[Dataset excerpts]
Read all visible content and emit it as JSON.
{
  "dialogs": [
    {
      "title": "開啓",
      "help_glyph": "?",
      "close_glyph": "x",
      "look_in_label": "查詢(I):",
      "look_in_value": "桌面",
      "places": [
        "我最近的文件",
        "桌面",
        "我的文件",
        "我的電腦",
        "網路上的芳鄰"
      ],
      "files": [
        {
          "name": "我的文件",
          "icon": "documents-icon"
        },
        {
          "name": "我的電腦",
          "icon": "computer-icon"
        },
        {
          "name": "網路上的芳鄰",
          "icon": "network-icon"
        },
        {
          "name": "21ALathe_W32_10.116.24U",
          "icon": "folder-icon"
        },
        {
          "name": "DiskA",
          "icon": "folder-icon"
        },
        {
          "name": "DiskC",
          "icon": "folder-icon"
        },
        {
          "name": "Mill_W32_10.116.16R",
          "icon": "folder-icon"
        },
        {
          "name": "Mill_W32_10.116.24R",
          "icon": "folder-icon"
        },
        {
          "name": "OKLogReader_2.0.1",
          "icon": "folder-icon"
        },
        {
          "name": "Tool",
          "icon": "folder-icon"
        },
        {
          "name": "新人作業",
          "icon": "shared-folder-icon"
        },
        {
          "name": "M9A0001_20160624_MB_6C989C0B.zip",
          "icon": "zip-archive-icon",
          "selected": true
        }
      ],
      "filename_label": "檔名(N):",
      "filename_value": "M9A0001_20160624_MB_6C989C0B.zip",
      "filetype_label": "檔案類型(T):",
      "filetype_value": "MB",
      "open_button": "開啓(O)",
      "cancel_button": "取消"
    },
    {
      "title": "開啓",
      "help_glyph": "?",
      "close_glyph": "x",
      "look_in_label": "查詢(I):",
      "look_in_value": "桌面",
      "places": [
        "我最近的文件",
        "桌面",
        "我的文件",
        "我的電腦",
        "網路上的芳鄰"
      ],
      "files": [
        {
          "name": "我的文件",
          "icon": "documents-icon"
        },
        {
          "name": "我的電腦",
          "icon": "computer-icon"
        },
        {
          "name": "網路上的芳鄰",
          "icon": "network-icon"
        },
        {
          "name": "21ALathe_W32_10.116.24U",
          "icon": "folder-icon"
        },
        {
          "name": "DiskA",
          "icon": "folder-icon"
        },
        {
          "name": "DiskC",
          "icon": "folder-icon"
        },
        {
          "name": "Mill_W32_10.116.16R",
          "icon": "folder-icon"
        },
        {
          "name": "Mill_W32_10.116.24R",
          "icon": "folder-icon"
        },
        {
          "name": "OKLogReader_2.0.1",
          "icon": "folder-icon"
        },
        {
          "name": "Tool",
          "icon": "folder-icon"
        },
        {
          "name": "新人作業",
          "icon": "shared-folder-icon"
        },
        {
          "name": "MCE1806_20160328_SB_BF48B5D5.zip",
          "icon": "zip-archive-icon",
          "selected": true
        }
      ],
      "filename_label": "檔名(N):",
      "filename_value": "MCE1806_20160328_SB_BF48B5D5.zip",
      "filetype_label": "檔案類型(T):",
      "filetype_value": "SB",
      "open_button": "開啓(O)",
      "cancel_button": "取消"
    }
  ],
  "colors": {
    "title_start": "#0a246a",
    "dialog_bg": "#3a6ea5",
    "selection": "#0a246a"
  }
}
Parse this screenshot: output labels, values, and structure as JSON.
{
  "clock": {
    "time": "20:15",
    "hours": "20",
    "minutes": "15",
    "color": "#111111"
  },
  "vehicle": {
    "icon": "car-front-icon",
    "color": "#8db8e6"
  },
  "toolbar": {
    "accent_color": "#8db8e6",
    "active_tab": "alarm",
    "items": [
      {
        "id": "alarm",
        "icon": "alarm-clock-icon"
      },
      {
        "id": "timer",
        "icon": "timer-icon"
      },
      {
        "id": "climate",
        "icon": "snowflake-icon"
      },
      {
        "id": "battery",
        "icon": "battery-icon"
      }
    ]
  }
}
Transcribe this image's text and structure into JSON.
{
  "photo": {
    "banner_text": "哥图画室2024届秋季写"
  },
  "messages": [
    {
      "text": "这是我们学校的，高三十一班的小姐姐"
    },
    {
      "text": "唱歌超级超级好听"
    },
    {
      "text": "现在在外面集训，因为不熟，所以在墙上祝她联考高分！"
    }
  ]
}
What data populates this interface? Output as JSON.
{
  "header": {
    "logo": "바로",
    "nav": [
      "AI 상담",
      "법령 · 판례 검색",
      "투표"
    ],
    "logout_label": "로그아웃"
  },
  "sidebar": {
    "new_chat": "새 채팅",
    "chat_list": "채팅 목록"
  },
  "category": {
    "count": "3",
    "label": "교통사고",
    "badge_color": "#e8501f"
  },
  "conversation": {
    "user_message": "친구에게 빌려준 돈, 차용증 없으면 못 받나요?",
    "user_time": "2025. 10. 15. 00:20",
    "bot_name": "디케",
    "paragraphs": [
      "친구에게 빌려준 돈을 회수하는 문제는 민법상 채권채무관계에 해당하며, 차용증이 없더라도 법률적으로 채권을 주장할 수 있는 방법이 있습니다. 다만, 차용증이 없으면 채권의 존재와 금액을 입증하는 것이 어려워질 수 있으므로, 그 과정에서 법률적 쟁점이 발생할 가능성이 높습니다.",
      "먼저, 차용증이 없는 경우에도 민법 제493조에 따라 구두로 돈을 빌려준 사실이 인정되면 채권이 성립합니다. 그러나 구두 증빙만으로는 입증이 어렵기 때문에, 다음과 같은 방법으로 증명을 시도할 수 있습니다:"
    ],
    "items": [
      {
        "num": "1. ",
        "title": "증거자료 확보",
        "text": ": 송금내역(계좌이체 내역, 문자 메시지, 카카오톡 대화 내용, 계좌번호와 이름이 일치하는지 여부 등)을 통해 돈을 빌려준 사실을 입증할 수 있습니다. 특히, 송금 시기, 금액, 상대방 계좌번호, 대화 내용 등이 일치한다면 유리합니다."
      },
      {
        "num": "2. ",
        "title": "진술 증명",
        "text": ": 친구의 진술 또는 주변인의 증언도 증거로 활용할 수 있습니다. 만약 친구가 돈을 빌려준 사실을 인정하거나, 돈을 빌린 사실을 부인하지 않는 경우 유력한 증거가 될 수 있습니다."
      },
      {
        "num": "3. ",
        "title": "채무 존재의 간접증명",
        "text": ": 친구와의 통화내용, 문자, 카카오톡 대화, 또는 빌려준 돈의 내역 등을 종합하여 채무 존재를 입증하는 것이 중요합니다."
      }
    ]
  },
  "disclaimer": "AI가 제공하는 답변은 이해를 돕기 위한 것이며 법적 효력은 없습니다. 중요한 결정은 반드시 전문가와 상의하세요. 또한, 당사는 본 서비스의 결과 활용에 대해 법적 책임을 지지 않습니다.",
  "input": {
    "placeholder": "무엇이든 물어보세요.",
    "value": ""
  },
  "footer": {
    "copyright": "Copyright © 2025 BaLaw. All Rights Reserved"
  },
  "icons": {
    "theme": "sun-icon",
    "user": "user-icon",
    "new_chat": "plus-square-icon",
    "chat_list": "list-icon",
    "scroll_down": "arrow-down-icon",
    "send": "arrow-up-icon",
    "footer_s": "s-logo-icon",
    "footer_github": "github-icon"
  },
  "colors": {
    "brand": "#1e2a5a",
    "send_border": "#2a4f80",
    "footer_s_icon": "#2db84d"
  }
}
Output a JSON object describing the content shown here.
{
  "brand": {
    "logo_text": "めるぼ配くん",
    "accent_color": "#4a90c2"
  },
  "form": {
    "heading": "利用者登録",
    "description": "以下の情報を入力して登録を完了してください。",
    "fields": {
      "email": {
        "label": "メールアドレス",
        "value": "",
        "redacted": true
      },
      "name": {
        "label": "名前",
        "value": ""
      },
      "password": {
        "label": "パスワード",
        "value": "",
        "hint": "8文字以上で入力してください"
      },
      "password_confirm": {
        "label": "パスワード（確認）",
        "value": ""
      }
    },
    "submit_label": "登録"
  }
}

§ **Job**
Repeat only the stretch of lines that begins at the line containing "Output a JSON" and ends at the last line above, both included.

§ **The answer**
Output a JSON object describing the content shown here.
{
  "brand": {
    "logo_text": "めるぼ配くん",
    "accent_color": "#4a90c2"
  },
  "form": {
    "heading": "利用者登録",
    "description": "以下の情報を入力して登録を完了してください。",
    "fields": {
      "email": {
        "label": "メールアドレス",
        "value": "",
        "redacted": true
      },
      "name": {
        "label": "名前",
        "value": ""
      },
      "password": {
        "label": "パスワード",
        "value": "",
        "hint": "8文字以上で入力してください"
      },
      "password_confirm": {
        "label": "パスワード（確認）",
        "value": ""
      }
    },
    "submit_label": "登録"
  }
}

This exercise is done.